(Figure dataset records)
▼▼▼

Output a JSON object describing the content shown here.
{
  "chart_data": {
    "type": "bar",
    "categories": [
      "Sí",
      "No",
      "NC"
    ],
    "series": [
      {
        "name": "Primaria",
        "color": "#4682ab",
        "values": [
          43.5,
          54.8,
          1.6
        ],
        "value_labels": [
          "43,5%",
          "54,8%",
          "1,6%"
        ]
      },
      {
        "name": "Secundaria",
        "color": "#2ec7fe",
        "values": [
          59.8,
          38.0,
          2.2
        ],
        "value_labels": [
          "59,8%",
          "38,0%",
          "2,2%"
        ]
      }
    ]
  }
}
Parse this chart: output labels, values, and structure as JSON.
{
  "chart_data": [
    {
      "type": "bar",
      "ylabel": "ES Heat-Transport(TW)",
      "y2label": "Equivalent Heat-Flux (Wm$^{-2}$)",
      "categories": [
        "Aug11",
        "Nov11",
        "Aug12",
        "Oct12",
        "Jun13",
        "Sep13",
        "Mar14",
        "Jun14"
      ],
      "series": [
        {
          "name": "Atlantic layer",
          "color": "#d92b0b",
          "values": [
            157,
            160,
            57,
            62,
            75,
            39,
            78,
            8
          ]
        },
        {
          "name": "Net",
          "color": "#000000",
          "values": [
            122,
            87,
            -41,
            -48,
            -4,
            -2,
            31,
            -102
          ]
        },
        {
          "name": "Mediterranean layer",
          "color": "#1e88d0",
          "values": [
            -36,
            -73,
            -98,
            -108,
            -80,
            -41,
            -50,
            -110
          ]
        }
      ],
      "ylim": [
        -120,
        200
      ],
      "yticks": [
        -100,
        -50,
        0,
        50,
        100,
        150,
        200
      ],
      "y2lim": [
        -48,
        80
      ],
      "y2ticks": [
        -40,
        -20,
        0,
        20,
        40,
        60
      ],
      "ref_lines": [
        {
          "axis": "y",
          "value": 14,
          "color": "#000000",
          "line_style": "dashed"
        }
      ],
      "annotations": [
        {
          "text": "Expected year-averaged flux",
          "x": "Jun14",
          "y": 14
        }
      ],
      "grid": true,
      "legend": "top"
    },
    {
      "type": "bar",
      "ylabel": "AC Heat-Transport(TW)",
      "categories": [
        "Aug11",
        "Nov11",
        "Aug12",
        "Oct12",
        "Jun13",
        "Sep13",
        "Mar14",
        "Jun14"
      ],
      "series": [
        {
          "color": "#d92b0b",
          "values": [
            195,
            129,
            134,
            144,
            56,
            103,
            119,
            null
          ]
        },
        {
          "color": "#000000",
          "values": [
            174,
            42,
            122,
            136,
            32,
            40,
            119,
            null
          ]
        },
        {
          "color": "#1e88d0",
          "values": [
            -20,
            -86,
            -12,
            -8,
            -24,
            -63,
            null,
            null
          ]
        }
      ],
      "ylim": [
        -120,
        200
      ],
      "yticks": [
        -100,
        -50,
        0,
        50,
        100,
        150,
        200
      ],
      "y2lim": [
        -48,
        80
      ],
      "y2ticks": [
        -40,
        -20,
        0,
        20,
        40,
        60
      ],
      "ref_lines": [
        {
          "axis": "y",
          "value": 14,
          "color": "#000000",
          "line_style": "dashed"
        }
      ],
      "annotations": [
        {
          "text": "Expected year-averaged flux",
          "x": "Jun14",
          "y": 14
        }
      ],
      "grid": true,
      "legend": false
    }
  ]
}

▲▲▲

#### [TASK DIRECTIONS]
Print the listing above in its entirety, with every line exact.

#### [SOLUTION FOR THIS PROBLEM]
Output a JSON object describing the content shown here.
{
  "chart_data": {
    "type": "bar",
    "categories": [
      "Sí",
      "No",
      "NC"
    ],
    "series": [
      {
        "name": "Primaria",
        "color": "#4682ab",
        "values": [
          43.5,
          54.8,
          1.6
        ],
        "value_labels": [
          "43,5%",
          "54,8%",
          "1,6%"
        ]
      },
      {
        "name": "Secundaria",
        "color": "#2ec7fe",
        "values": [
          59.8,
          38.0,
          2.2
        ],
        "value_labels": [
          "59,8%",
          "38,0%",
          "2,2%"
        ]
      }
    ]
  }
}
Parse this chart: output labels, values, and structure as JSON.
{
  "chart_data": [
    {
      "type": "bar",
      "ylabel": "ES Heat-Transport(TW)",
      "y2label": "Equivalent Heat-Flux (Wm$^{-2}$)",
      "categories": [
        "Aug11",
        "Nov11",
        "Aug12",
        "Oct12",
        "Jun13",
        "Sep13",
        "Mar14",
        "Jun14"
      ],
      "series": [
        {
          "name": "Atlantic layer",
          "color": "#d92b0b",
          "values": [
            157,
            160,
            57,
            62,
            75,
            39,
            78,
            8
          ]
        },
        {
          "name": "Net",
          "color": "#000000",
          "values": [
            122,
            87,
            -41,
            -48,
            -4,
            -2,
            31,
            -102
          ]
        },
        {
          "name": "Mediterranean layer",
          "color": "#1e88d0",
          "values": [
            -36,
            -73,
            -98,
            -108,
            -80,
            -41,
            -50,
            -110
          ]
        }
      ],
      "ylim": [
        -120,
        200
      ],
      "yticks": [
        -100,
        -50,
        0,
        50,
        100,
        150,
        200
      ],
      "y2lim": [
        -48,
        80
      ],
      "y2ticks": [
        -40,
        -20,
        0,
        20,
        40,
        60
      ],
      "ref_lines": [
        {
          "axis": "y",
          "value": 14,
          "color": "#000000",
          "line_style": "dashed"
        }
      ],
      "annotations": [
        {
          "text": "Expected year-averaged flux",
          "x": "Jun14",
          "y": 14
        }
      ],
      "grid": true,
      "legend": "top"
    },
    {
      "type": "bar",
      "ylabel": "AC Heat-Transport(TW)",
      "categories": [
        "Aug11",
        "Nov11",
        "Aug12",
        "Oct12",
        "Jun13",
        "Sep13",
        "Mar14",
        "Jun14"
      ],
      "series": [
        {
          "color": "#d92b0b",
          "values": [
            195,
            129,
            134,
            144,
            56,
            103,
            119,
            null
          ]
        },
        {
          "color": "#000000",
          "values": [
            174,
            42,
            122,
            136,
            32,
            40,
            119,
            null
          ]
        },
        {
          "color": "#1e88d0",
          "values": [
            -20,
            -86,
            -12,
            -8,
            -24,
            -63,
            null,
            null
          ]
        }
      ],
      "ylim": [
        -120,
        200
      ],
      "yticks": [
        -100,
        -50,
        0,
        50,
        100,
        150,
        200
      ],
      "y2lim": [
        -48,
        80
      ],
      "y2ticks": [
        -40,
        -20,
        0,
        20,
        40,
        60
      ],
      "ref_lines": [
        {
          "axis": "y",
          "value": 14,
          "color": "#000000",
          "line_style": "dashed"
        }
      ],
      "annotations": [
        {
          "text": "Expected year-averaged flux",
          "x": "Jun14",
          "y": 14
        }
      ],
      "grid": true,
      "legend": false
    }
  ]
}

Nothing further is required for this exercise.